:: Records supplied ::

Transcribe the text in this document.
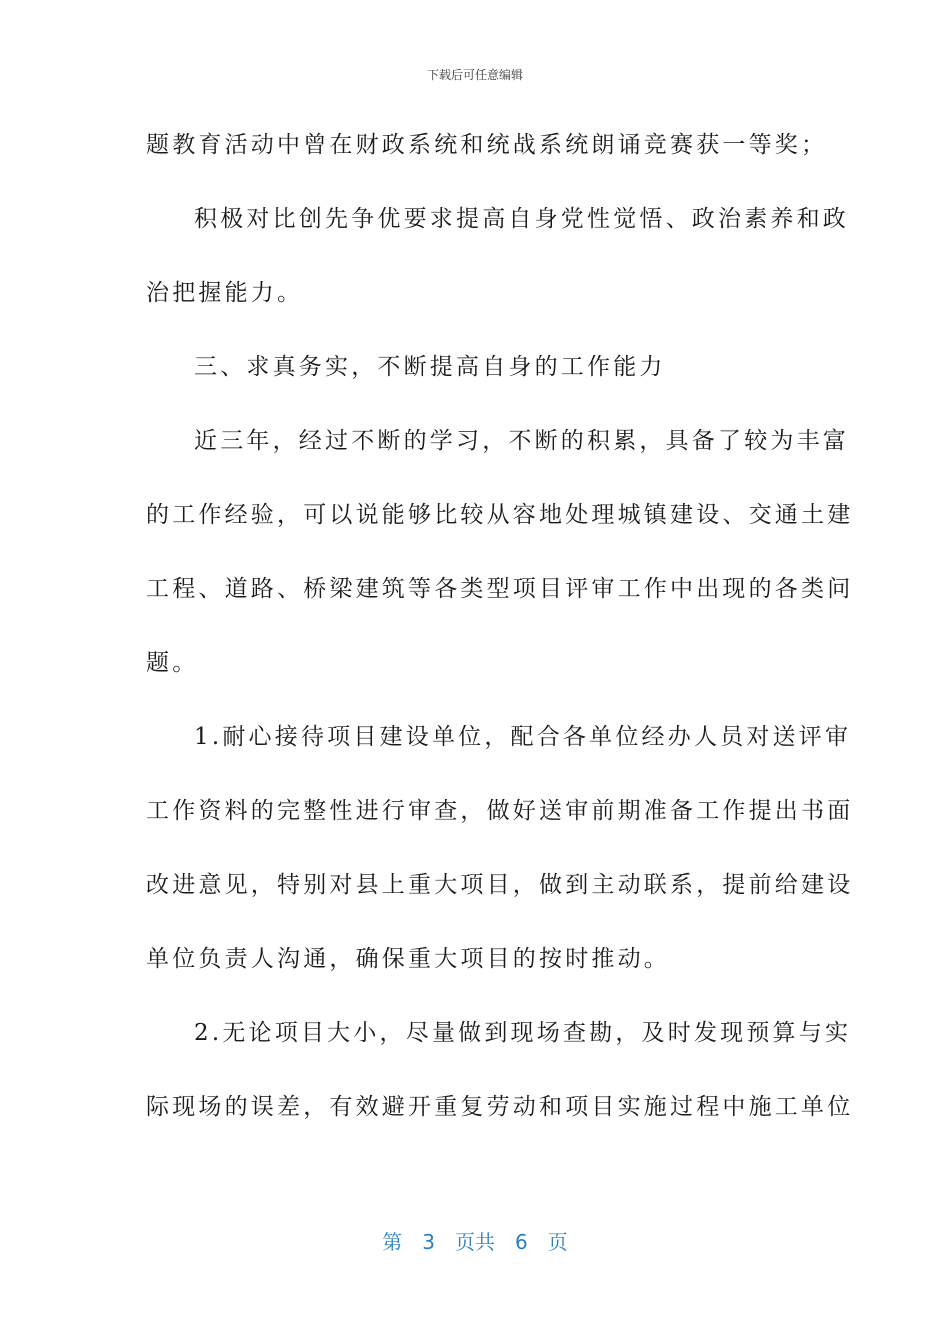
下载后可任意编辑
题教育活动中曾在财政系统和统战系统朗诵竞赛获一等奖；
积极对比创先争优要求提高自身党性觉悟、政治素养和政
治把握能力。
三、求真务实，不断提高自身的工作能力
近三年，经过不断的学习，不断的积累，具备了较为丰富
的工作经验，可以说能够比较从容地处理城镇建设、交通土建
工程、道路、桥梁建筑等各类型项目评审工作中出现的各类问
题。
1.耐心接待项目建设单位，配合各单位经办人员对送评审
工作资料的完整性进行审查，做好送审前期准备工作提出书面
改进意见，特别对县上重大项目，做到主动联系，提前给建设
单位负责人沟通，确保重大项目的按时推动。
2.无论项目大小，尽量做到现场查勘，及时发现预算与实
际现场的误差，有效避开重复劳动和项目实施过程中施工单位
第 3 页共 6 页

:::

Task goal
Reproduce all of the material above word for word. Omit the pictures.

Full answer
Transcribe the text in this document.
下载后可任意编辑
题教育活动中曾在财政系统和统战系统朗诵竞赛获一等奖；
积极对比创先争优要求提高自身党性觉悟、政治素养和政
治把握能力。
三、求真务实，不断提高自身的工作能力
近三年，经过不断的学习，不断的积累，具备了较为丰富
的工作经验，可以说能够比较从容地处理城镇建设、交通土建
工程、道路、桥梁建筑等各类型项目评审工作中出现的各类问
题。
1.耐心接待项目建设单位，配合各单位经办人员对送评审
工作资料的完整性进行审查，做好送审前期准备工作提出书面
改进意见，特别对县上重大项目，做到主动联系，提前给建设
单位负责人沟通，确保重大项目的按时推动。
2.无论项目大小，尽量做到现场查勘，及时发现预算与实
际现场的误差，有效避开重复劳动和项目实施过程中施工单位
第 3 页共 6 页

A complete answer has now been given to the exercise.